Goal » Where a line contains the string "this", copy that line.

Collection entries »

————

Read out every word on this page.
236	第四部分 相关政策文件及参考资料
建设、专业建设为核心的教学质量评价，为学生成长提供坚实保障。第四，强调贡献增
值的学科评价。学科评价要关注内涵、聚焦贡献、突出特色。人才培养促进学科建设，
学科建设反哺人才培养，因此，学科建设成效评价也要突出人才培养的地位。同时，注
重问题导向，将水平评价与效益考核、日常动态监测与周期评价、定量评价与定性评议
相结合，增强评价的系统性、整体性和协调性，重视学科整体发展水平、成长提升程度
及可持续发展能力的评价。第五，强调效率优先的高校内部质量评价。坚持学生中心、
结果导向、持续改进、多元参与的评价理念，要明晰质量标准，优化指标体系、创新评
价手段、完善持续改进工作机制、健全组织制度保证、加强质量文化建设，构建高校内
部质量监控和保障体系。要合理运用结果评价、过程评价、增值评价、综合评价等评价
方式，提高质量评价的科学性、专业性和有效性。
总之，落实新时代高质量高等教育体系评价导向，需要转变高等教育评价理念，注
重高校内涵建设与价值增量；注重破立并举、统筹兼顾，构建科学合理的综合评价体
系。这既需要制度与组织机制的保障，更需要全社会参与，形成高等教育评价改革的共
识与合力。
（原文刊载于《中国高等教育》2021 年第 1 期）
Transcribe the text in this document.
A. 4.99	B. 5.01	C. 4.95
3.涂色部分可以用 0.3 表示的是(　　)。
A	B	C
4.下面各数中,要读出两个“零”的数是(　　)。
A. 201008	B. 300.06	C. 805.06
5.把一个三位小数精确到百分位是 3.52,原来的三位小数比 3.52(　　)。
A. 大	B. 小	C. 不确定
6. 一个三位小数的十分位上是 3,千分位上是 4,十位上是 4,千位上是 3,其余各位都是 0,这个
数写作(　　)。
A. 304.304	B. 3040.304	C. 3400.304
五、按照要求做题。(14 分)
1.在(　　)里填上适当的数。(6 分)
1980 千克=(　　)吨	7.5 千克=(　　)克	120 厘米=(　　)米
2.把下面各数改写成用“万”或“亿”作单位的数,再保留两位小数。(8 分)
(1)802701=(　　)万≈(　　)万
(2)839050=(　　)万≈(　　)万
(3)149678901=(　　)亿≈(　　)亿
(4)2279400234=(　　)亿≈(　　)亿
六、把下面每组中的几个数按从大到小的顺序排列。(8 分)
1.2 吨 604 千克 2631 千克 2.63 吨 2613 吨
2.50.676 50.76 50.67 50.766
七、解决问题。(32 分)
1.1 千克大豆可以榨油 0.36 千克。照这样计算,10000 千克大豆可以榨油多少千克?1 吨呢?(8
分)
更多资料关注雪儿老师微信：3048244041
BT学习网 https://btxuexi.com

————

Exercise solution »
Read out every word on this page.
Transcribe the text in this document.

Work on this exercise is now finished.